Stored data:
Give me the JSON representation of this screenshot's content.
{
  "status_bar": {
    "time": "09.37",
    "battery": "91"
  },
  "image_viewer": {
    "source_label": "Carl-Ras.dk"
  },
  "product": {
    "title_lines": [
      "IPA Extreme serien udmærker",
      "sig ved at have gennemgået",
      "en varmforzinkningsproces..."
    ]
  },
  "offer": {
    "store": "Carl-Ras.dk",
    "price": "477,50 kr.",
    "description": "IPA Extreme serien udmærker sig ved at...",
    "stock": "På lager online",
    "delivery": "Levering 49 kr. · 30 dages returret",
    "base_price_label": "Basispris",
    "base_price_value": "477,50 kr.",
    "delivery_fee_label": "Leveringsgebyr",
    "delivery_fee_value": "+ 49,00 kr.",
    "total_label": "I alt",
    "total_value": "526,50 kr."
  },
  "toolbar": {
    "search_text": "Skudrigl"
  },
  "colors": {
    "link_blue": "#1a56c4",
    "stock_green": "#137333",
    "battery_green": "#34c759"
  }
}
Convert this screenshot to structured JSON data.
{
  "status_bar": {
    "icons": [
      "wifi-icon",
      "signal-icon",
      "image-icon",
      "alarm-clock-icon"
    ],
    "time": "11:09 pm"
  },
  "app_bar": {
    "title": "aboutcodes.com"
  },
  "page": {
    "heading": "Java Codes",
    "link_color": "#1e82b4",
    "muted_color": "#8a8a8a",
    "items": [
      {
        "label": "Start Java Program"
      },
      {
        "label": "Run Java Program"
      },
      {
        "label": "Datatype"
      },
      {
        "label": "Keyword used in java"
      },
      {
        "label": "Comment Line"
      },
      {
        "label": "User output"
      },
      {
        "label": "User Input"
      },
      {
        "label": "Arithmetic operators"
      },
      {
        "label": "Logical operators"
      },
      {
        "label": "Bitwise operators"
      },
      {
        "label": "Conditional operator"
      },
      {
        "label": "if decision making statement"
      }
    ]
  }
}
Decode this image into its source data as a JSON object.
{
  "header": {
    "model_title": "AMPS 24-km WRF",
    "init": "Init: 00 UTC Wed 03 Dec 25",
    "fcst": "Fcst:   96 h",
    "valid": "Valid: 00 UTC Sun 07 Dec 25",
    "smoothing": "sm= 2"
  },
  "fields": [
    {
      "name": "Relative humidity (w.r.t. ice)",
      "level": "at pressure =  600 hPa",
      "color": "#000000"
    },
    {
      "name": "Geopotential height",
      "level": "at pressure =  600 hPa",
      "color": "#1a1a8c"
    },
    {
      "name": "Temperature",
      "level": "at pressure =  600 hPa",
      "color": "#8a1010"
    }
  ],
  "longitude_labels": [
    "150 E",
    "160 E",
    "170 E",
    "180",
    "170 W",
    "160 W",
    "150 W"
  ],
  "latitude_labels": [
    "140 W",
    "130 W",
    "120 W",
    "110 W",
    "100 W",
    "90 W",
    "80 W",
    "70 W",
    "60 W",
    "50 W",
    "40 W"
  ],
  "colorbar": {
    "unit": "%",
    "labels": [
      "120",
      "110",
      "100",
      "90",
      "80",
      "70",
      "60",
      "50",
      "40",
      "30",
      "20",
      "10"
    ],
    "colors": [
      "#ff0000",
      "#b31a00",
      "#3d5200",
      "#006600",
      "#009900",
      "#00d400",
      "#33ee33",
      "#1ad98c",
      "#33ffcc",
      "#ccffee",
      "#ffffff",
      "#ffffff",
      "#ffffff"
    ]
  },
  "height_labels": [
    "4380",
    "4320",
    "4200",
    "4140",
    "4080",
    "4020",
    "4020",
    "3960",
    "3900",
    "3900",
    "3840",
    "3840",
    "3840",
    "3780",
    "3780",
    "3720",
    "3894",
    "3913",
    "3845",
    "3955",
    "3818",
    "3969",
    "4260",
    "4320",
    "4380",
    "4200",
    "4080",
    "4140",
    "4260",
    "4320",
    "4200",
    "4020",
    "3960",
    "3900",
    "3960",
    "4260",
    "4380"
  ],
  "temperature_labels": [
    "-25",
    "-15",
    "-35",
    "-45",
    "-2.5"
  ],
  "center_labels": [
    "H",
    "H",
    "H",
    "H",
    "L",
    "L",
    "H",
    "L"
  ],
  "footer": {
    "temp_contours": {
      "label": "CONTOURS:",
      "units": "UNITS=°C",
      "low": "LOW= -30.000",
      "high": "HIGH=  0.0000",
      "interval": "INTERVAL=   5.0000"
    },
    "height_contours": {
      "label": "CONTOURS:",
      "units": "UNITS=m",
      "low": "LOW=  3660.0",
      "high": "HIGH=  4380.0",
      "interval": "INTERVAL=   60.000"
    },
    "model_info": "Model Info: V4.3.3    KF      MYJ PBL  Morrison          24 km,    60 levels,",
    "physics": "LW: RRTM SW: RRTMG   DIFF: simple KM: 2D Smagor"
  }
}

▸ **Objective**
Reproduce each entry word for word.

▸ **Written response**
Give me the JSON representation of this screenshot's content.
{
  "status_bar": {
    "time": "09.37",
    "battery": "91"
  },
  "image_viewer": {
    "source_label": "Carl-Ras.dk"
  },
  "product": {
    "title_lines": [
      "IPA Extreme serien udmærker",
      "sig ved at have gennemgået",
      "en varmforzinkningsproces..."
    ]
  },
  "offer": {
    "store": "Carl-Ras.dk",
    "price": "477,50 kr.",
    "description": "IPA Extreme serien udmærker sig ved at...",
    "stock": "På lager online",
    "delivery": "Levering 49 kr. · 30 dages returret",
    "base_price_label": "Basispris",
    "base_price_value": "477,50 kr.",
    "delivery_fee_label": "Leveringsgebyr",
    "delivery_fee_value": "+ 49,00 kr.",
    "total_label": "I alt",
    "total_value": "526,50 kr."
  },
  "toolbar": {
    "search_text": "Skudrigl"
  },
  "colors": {
    "link_blue": "#1a56c4",
    "stock_green": "#137333",
    "battery_green": "#34c759"
  }
}
Convert this screenshot to structured JSON data.
{
  "status_bar": {
    "icons": [
      "wifi-icon",
      "signal-icon",
      "image-icon",
      "alarm-clock-icon"
    ],
    "time": "11:09 pm"
  },
  "app_bar": {
    "title": "aboutcodes.com"
  },
  "page": {
    "heading": "Java Codes",
    "link_color": "#1e82b4",
    "muted_color": "#8a8a8a",
    "items": [
      {
        "label": "Start Java Program"
      },
      {
        "label": "Run Java Program"
      },
      {
        "label": "Datatype"
      },
      {
        "label": "Keyword used in java"
      },
      {
        "label": "Comment Line"
      },
      {
        "label": "User output"
      },
      {
        "label": "User Input"
      },
      {
        "label": "Arithmetic operators"
      },
      {
        "label": "Logical operators"
      },
      {
        "label": "Bitwise operators"
      },
      {
        "label": "Conditional operator"
      },
      {
        "label": "if decision making statement"
      }
    ]
  }
}
Decode this image into its source data as a JSON object.
{
  "header": {
    "model_title": "AMPS 24-km WRF",
    "init": "Init: 00 UTC Wed 03 Dec 25",
    "fcst": "Fcst:   96 h",
    "valid": "Valid: 00 UTC Sun 07 Dec 25",
    "smoothing": "sm= 2"
  },
  "fields": [
    {
      "name": "Relative humidity (w.r.t. ice)",
      "level": "at pressure =  600 hPa",
      "color": "#000000"
    },
    {
      "name": "Geopotential height",
      "level": "at pressure =  600 hPa",
      "color": "#1a1a8c"
    },
    {
      "name": "Temperature",
      "level": "at pressure =  600 hPa",
      "color": "#8a1010"
    }
  ],
  "longitude_labels": [
    "150 E",
    "160 E",
    "170 E",
    "180",
    "170 W",
    "160 W",
    "150 W"
  ],
  "latitude_labels": [
    "140 W",
    "130 W",
    "120 W",
    "110 W",
    "100 W",
    "90 W",
    "80 W",
    "70 W",
    "60 W",
    "50 W",
    "40 W"
  ],
  "colorbar": {
    "unit": "%",
    "labels": [
      "120",
      "110",
      "100",
      "90",
      "80",
      "70",
      "60",
      "50",
      "40",
      "30",
      "20",
      "10"
    ],
    "colors": [
      "#ff0000",
      "#b31a00",
      "#3d5200",
      "#006600",
      "#009900",
      "#00d400",
      "#33ee33",
      "#1ad98c",
      "#33ffcc",
      "#ccffee",
      "#ffffff",
      "#ffffff",
      "#ffffff"
    ]
  },
  "height_labels": [
    "4380",
    "4320",
    "4200",
    "4140",
    "4080",
    "4020",
    "4020",
    "3960",
    "3900",
    "3900",
    "3840",
    "3840",
    "3840",
    "3780",
    "3780",
    "3720",
    "3894",
    "3913",
    "3845",
    "3955",
    "3818",
    "3969",
    "4260",
    "4320",
    "4380",
    "4200",
    "4080",
    "4140",
    "4260",
    "4320",
    "4200",
    "4020",
    "3960",
    "3900",
    "3960",
    "4260",
    "4380"
  ],
  "temperature_labels": [
    "-25",
    "-15",
    "-35",
    "-45",
    "-2.5"
  ],
  "center_labels": [
    "H",
    "H",
    "H",
    "H",
    "L",
    "L",
    "H",
    "L"
  ],
  "footer": {
    "temp_contours": {
      "label": "CONTOURS:",
      "units": "UNITS=°C",
      "low": "LOW= -30.000",
      "high": "HIGH=  0.0000",
      "interval": "INTERVAL=   5.0000"
    },
    "height_contours": {
      "label": "CONTOURS:",
      "units": "UNITS=m",
      "low": "LOW=  3660.0",
      "high": "HIGH=  4380.0",
      "interval": "INTERVAL=   60.000"
    },
    "model_info": "Model Info: V4.3.3    KF      MYJ PBL  Morrison          24 km,    60 levels,",
    "physics": "LW: RRTM SW: RRTMG   DIFF: simple KM: 2D Smagor"
  }
}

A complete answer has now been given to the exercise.